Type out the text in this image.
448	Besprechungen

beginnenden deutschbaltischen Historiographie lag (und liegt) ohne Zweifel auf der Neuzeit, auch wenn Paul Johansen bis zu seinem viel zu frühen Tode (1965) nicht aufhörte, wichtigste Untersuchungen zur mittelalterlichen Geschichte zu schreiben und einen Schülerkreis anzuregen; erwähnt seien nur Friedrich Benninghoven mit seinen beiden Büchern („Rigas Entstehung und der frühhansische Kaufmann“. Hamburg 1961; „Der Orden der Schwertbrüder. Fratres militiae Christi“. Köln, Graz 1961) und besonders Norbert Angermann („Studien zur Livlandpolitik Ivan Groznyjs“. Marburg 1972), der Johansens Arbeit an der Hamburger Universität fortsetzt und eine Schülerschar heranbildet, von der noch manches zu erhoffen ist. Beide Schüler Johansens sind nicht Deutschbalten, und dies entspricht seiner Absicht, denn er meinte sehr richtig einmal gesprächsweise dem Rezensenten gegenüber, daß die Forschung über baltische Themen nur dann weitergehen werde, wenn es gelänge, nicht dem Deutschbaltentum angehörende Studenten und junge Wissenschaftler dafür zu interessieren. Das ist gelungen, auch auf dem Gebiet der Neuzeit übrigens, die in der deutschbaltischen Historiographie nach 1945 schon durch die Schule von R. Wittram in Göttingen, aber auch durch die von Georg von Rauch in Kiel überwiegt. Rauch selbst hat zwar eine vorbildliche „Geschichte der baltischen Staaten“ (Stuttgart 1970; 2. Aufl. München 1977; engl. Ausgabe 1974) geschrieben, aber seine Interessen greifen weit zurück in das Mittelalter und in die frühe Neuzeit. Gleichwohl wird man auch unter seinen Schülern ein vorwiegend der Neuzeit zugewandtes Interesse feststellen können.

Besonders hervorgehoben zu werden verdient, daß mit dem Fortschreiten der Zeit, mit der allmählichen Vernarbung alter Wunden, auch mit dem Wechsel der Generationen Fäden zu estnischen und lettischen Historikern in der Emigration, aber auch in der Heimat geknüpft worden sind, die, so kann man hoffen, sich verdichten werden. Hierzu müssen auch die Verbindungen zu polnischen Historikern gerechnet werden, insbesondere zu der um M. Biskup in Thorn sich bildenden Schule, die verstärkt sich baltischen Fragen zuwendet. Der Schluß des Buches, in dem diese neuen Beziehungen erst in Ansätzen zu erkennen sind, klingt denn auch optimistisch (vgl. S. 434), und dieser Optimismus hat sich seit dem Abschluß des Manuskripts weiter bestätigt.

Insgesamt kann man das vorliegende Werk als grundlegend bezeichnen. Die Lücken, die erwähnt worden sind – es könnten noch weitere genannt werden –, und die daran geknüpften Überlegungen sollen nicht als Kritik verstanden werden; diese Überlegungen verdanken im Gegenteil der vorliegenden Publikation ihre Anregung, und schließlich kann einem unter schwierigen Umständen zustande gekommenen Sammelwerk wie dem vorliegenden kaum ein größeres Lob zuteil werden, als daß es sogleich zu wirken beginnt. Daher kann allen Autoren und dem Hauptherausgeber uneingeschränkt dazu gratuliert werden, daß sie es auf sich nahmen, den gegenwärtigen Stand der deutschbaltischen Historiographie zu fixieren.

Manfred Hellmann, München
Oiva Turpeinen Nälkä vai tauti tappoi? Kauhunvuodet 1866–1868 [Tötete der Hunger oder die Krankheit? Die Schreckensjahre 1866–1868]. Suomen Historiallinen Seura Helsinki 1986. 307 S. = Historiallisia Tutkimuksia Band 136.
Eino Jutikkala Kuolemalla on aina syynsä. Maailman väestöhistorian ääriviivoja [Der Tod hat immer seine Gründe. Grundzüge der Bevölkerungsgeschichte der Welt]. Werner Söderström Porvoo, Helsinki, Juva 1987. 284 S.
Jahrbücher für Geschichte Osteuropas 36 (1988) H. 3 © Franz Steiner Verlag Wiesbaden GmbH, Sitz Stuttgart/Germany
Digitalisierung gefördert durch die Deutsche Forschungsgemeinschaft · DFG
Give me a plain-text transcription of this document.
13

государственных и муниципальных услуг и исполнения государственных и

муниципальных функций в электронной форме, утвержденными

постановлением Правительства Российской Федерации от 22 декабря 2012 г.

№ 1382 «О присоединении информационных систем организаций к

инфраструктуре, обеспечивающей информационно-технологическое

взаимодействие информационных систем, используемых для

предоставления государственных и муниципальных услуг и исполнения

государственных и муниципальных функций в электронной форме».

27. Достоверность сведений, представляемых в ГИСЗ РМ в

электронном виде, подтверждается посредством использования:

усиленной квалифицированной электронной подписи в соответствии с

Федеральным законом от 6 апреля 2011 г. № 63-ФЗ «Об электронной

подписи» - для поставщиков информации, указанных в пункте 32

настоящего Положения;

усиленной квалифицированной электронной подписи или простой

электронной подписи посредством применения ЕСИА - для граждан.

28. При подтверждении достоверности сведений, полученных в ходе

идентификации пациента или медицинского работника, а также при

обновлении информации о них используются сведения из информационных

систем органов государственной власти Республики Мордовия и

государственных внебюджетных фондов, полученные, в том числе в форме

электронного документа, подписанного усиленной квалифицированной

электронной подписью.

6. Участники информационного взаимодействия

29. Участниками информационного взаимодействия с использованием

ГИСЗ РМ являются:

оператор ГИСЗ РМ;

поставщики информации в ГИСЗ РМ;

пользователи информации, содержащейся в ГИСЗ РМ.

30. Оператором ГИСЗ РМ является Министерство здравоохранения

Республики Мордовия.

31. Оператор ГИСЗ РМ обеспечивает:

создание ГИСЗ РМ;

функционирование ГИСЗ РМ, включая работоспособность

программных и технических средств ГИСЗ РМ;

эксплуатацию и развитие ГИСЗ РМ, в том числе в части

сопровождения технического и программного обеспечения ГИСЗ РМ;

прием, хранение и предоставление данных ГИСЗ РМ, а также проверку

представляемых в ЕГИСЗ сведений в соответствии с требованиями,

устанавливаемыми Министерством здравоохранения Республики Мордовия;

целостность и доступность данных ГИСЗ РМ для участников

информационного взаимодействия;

_WORK TO DO_: Show every line from the listing above in which the string "государственных" appears.

_EXPECTED OUTPUT_:
государственных и муниципальных услуг и исполнения государственных и
предоставления государственных и муниципальных услуг и исполнения
государственных и муниципальных функций в электронной форме».
государственных внебюджетных фондов, полученные, в том числе в форме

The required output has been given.